What to do: Find the lines containing the word "summary" and copy every one of them.

[Dataset items]
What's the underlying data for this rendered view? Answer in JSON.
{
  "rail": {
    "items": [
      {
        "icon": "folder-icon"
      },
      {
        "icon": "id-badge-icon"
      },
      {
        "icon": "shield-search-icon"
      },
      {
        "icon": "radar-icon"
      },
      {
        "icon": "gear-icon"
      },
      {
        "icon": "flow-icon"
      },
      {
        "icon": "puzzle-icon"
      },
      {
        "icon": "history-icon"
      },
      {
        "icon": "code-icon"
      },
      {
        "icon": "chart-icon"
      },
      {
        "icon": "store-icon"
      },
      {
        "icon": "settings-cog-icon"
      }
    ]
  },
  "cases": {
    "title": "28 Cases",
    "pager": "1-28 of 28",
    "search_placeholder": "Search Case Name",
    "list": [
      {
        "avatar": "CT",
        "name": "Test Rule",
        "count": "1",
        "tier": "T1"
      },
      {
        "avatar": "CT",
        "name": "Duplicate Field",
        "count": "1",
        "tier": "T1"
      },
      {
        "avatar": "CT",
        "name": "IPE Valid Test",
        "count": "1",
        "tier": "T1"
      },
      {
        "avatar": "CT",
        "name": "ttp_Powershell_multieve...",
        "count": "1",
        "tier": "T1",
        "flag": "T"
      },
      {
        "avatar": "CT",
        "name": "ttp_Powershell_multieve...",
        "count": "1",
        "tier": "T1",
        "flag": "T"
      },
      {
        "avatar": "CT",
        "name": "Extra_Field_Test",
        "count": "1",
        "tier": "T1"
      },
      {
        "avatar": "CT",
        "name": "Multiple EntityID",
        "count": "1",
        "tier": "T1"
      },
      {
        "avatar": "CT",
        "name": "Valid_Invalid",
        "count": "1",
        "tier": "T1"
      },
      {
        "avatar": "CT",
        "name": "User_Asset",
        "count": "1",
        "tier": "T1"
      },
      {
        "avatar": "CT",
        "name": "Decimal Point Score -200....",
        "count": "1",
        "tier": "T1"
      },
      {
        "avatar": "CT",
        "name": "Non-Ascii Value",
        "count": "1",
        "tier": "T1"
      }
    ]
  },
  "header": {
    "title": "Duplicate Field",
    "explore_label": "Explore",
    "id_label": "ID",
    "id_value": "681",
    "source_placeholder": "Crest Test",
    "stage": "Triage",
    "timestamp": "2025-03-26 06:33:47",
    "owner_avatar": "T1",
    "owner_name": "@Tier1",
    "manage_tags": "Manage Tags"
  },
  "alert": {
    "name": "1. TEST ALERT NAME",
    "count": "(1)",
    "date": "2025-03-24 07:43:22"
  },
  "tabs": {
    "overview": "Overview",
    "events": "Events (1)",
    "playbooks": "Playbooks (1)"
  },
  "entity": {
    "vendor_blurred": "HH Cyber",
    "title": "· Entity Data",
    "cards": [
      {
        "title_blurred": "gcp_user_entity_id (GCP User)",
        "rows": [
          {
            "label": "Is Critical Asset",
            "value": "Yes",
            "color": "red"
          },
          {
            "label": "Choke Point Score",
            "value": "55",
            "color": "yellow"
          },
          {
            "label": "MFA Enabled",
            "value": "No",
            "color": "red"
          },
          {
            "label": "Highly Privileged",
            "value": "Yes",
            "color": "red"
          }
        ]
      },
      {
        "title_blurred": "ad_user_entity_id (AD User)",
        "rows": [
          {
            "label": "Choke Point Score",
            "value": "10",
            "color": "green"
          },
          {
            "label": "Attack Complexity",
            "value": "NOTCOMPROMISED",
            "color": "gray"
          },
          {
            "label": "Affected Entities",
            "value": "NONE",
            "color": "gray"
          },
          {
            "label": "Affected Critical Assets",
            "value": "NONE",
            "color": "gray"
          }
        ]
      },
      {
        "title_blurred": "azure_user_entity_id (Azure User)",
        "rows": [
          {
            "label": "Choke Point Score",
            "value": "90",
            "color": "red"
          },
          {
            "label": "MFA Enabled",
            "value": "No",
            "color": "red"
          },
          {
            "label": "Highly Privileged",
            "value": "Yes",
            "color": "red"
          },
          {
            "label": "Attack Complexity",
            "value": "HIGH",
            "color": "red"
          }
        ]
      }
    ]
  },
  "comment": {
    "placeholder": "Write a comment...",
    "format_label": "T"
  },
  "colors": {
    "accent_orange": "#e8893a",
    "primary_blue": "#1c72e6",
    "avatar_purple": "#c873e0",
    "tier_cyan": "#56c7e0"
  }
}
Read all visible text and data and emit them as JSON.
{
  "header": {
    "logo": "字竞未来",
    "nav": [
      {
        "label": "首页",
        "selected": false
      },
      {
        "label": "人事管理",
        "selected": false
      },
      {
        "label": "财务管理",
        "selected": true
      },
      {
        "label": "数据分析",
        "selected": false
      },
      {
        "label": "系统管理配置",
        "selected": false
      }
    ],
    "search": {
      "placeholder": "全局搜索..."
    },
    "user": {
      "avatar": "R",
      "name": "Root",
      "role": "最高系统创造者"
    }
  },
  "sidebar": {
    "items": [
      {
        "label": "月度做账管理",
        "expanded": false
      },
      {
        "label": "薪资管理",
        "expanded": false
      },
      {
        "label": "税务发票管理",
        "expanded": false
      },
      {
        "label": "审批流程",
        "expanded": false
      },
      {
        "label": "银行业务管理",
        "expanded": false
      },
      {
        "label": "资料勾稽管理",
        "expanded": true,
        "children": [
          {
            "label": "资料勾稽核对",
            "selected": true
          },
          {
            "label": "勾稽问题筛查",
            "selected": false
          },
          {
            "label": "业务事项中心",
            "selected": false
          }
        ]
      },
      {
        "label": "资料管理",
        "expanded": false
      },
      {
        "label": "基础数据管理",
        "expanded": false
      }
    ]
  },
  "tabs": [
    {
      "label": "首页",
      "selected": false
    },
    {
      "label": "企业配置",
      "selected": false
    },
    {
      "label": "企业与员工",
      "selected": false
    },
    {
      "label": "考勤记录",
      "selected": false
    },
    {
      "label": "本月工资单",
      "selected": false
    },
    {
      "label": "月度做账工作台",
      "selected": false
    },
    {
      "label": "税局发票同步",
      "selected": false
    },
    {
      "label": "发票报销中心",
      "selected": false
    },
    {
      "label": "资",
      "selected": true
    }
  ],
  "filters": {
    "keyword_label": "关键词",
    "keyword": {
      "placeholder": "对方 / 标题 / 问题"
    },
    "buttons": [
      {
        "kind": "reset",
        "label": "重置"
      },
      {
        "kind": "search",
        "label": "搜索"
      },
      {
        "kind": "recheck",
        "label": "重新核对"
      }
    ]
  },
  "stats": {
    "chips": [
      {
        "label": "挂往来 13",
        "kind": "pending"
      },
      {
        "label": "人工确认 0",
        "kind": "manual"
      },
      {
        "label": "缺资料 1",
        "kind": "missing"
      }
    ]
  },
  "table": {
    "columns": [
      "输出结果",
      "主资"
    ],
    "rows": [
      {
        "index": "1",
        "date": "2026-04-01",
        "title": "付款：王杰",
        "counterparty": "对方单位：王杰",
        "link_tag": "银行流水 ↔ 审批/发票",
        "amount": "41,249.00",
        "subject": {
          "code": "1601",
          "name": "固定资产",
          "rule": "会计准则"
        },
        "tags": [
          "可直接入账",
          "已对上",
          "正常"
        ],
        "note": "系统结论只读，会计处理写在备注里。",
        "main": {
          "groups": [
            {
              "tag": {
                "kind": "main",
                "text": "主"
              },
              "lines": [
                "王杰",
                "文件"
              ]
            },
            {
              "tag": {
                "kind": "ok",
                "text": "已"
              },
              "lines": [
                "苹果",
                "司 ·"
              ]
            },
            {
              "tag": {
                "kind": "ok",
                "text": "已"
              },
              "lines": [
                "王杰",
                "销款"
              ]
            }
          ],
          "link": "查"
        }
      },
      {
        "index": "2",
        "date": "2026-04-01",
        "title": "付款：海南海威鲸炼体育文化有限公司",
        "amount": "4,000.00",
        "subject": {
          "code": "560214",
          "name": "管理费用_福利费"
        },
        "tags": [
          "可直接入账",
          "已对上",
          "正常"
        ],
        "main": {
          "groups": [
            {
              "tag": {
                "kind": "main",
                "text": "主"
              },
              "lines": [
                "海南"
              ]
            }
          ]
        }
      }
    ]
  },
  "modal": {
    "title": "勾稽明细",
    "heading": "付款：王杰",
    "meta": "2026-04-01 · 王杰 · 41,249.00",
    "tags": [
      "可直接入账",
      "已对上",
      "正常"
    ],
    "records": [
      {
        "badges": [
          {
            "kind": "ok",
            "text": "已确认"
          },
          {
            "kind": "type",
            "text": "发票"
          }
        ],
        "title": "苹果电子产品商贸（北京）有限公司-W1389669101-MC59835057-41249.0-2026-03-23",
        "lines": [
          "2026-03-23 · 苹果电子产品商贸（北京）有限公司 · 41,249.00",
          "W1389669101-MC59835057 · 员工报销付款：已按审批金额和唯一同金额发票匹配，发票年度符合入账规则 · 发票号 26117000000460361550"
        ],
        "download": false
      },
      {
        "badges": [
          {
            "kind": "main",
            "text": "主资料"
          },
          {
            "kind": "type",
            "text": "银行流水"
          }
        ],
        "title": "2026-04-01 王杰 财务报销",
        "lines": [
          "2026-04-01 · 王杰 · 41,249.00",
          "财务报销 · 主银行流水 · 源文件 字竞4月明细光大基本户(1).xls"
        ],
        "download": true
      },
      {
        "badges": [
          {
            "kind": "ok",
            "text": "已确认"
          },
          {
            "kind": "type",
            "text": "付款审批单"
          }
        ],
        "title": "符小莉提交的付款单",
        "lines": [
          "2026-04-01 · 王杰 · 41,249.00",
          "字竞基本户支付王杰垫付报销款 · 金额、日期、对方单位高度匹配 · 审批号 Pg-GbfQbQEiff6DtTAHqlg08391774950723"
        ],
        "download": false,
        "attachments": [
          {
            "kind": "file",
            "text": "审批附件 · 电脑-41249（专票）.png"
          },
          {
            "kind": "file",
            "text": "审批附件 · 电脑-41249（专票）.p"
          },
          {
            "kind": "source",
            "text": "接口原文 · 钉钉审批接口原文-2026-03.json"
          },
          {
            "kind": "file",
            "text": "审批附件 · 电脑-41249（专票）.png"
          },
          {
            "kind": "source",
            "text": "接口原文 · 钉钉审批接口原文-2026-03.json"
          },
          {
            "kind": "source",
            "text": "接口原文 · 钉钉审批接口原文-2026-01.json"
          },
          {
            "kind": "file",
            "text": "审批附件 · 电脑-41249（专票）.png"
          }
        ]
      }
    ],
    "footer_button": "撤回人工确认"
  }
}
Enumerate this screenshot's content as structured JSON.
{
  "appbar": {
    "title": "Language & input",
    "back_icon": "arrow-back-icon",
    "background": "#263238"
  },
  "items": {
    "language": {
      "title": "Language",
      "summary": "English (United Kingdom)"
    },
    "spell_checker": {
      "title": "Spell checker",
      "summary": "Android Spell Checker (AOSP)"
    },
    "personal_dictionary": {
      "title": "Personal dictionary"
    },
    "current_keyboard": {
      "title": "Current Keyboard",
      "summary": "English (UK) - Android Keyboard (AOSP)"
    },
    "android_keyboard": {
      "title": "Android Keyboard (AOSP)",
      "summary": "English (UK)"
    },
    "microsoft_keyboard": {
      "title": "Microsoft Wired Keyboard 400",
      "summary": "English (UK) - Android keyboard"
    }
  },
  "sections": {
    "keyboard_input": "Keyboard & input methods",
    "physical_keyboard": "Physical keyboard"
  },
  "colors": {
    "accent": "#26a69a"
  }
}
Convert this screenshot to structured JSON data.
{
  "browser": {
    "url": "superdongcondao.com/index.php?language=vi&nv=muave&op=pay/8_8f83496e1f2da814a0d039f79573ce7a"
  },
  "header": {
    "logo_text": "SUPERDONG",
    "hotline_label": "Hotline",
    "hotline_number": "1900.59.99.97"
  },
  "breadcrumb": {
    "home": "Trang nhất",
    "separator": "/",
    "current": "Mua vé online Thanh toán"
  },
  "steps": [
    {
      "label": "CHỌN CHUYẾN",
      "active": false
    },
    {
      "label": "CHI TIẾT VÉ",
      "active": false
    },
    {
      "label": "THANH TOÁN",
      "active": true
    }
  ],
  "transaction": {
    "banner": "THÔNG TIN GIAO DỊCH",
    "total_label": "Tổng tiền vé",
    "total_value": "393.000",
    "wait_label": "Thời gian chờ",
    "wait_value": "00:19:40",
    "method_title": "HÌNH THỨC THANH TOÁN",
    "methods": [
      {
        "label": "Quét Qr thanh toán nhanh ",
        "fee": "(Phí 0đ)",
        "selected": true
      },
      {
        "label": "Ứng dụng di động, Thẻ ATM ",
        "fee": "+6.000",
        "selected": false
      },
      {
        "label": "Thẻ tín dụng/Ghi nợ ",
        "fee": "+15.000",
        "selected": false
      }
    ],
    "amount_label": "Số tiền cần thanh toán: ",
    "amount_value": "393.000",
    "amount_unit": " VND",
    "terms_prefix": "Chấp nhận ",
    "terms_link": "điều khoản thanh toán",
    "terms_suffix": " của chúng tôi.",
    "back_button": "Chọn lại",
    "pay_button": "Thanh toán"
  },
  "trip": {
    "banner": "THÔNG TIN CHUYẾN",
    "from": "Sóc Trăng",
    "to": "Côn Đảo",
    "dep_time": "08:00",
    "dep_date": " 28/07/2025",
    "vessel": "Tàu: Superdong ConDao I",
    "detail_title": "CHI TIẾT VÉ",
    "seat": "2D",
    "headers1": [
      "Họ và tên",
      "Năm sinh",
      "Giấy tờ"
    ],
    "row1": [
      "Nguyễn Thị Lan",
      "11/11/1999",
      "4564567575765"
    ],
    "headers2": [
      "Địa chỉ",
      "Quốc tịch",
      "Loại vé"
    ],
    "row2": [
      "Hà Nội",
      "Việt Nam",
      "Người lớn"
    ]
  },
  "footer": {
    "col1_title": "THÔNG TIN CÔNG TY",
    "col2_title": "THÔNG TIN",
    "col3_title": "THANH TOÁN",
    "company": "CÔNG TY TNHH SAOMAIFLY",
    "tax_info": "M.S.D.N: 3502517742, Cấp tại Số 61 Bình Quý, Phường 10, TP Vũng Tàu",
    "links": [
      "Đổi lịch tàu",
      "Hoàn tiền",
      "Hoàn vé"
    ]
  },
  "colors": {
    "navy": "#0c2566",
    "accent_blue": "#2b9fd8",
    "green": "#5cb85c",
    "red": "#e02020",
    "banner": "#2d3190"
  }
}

Answer for this exercise:
      "summary": "English (United Kingdom)"
      "summary": "Android Spell Checker (AOSP)"
      "summary": "English (UK) - Android Keyboard (AOSP)"
      "summary": "English (UK)"
      "summary": "English (UK) - Android keyboard"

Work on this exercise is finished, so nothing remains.